Answer with one number: the count of lines in the listing below that hold the word "prawni".
── Available data ──
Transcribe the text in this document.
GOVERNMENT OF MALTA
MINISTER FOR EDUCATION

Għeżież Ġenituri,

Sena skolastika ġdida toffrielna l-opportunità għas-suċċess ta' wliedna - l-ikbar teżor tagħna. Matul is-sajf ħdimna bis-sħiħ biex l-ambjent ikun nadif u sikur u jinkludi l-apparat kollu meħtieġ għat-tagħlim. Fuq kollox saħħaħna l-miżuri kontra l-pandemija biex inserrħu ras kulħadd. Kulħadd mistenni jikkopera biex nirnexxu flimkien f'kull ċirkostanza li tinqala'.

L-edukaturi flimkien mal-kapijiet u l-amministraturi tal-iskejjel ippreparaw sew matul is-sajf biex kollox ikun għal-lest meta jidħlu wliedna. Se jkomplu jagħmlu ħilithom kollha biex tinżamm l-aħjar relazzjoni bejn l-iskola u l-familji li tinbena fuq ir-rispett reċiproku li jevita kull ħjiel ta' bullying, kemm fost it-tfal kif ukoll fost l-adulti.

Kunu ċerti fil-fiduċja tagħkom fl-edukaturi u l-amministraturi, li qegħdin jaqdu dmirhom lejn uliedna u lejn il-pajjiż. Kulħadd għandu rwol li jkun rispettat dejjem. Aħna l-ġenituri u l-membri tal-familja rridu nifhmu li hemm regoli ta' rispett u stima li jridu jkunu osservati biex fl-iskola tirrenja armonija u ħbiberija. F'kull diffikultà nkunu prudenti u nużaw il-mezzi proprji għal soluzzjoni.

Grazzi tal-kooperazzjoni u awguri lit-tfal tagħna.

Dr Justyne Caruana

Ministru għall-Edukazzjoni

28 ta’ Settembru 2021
───
── Available data ──
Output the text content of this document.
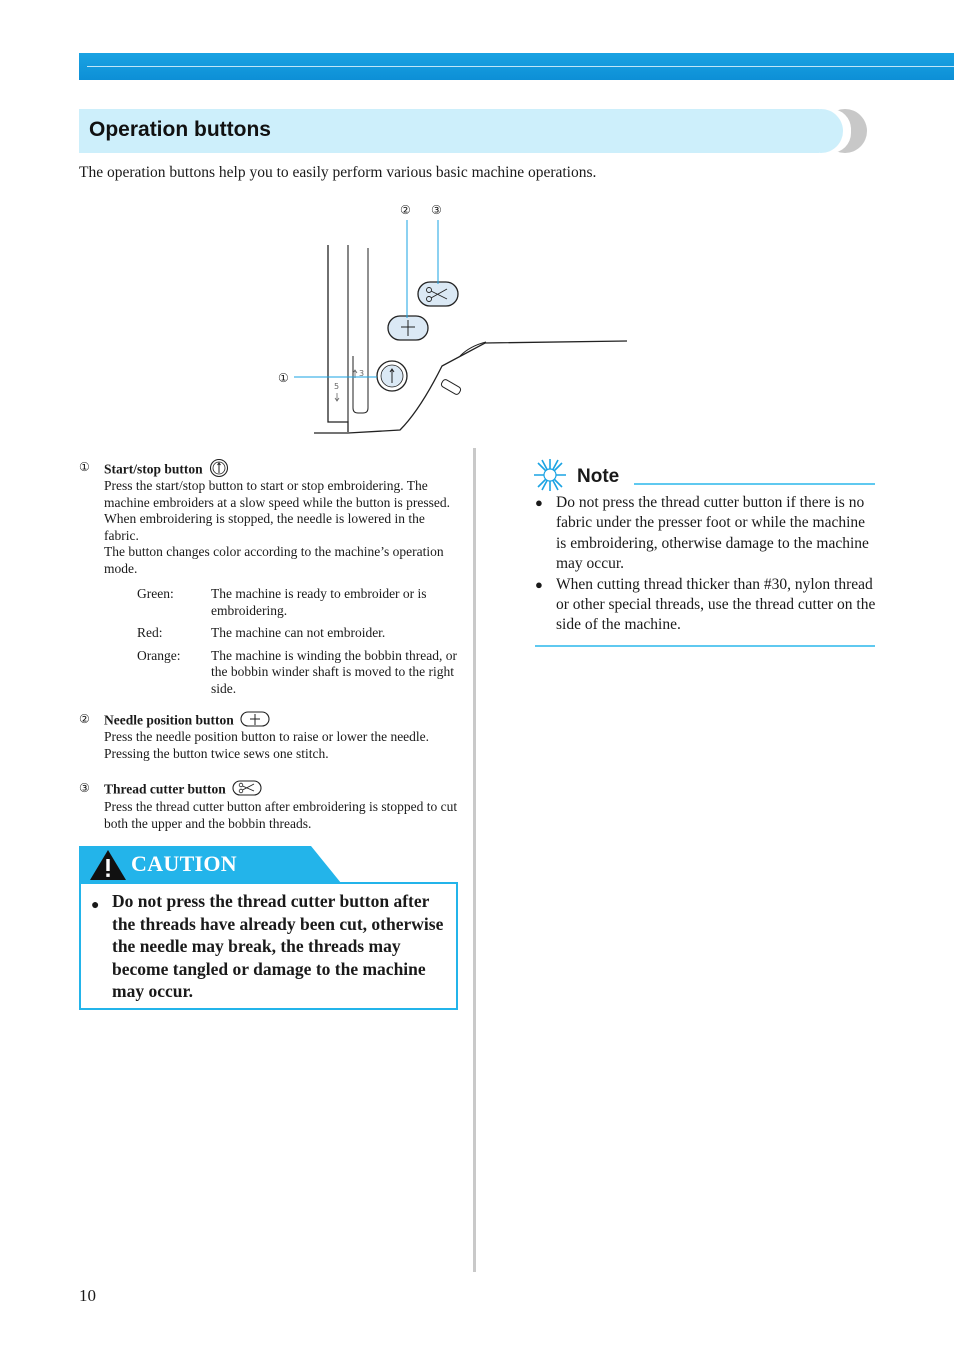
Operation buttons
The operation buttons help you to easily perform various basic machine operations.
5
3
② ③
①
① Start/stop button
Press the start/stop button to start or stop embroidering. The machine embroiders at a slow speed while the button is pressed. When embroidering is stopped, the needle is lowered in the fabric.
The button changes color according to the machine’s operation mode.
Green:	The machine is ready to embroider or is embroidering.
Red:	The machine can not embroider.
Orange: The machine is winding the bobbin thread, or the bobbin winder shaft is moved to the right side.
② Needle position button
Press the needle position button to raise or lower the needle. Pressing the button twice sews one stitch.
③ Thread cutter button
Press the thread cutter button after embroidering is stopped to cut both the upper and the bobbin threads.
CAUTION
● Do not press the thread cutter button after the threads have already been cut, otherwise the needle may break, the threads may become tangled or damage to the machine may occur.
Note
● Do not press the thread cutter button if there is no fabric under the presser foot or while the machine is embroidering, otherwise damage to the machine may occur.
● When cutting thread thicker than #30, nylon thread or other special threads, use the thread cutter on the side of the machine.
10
───
── Available data ──
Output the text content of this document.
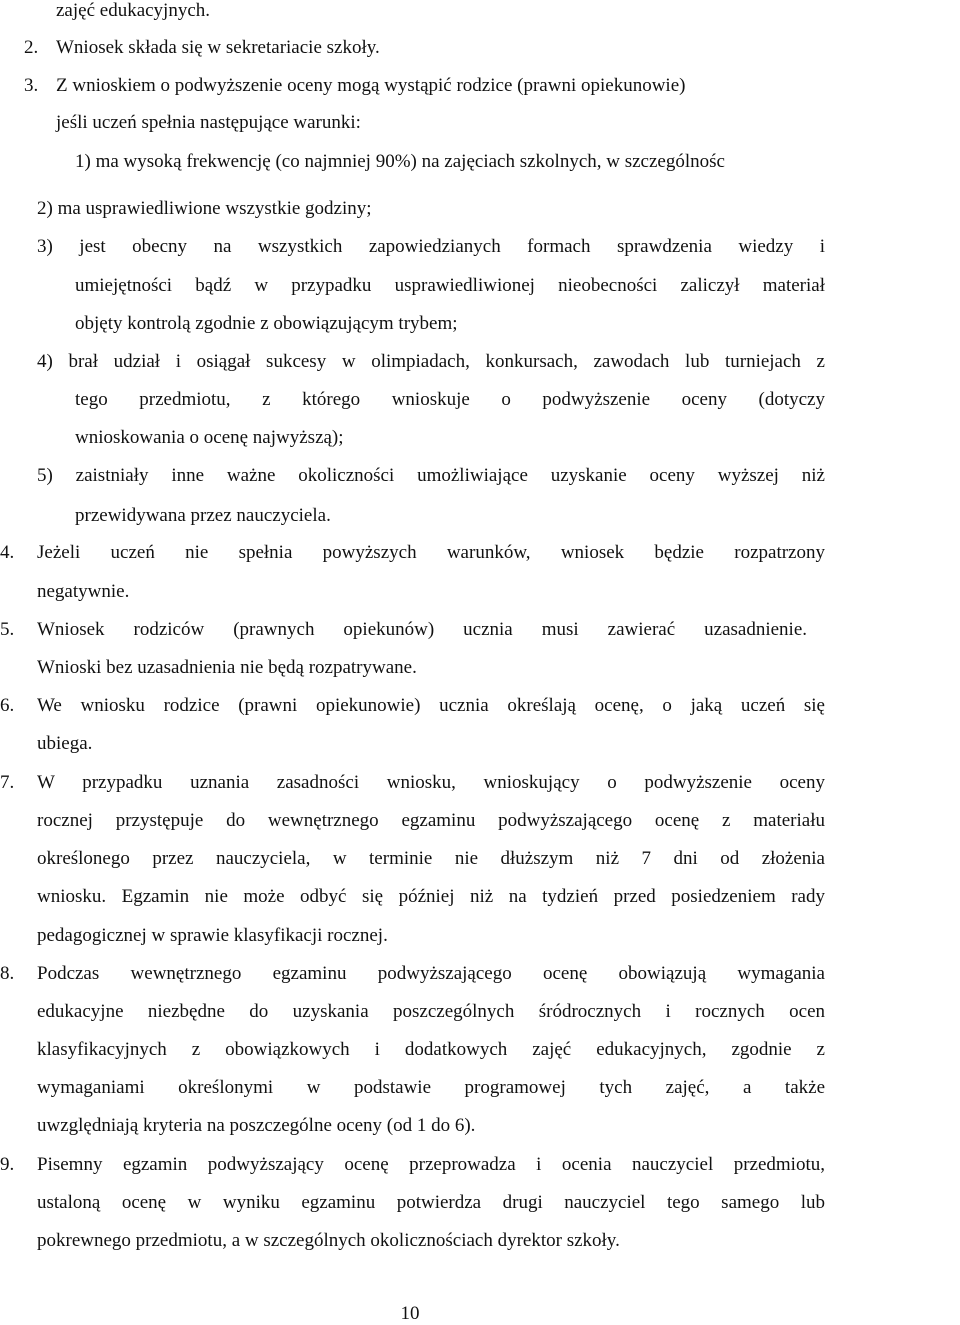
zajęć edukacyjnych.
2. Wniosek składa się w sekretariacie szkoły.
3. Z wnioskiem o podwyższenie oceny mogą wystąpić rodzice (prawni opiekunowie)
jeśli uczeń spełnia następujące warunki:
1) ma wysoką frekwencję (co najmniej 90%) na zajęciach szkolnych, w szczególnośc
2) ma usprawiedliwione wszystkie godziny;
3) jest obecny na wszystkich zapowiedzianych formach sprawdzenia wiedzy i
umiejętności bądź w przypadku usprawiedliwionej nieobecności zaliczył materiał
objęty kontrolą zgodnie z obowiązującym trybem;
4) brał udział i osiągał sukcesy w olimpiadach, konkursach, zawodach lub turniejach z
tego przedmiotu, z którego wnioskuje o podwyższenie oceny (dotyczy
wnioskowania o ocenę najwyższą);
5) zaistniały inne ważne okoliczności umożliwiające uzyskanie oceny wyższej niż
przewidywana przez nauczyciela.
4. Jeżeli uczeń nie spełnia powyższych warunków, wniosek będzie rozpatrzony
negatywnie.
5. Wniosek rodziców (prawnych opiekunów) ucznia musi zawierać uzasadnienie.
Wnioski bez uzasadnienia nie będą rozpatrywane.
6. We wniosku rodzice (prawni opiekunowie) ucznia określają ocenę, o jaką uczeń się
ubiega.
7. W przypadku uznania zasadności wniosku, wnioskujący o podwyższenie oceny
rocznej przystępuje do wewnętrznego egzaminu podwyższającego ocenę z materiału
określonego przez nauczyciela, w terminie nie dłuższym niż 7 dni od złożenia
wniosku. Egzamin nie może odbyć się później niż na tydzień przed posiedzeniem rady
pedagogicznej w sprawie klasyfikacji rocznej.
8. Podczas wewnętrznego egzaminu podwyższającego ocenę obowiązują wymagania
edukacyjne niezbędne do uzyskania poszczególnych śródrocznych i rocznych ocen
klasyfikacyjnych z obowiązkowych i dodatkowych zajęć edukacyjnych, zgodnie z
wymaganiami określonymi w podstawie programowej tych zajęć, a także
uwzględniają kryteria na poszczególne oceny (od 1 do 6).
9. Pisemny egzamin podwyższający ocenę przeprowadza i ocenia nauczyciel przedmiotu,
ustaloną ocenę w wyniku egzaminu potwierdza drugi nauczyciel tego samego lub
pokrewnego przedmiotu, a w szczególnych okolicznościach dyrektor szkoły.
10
───
** Solution to this problem **
2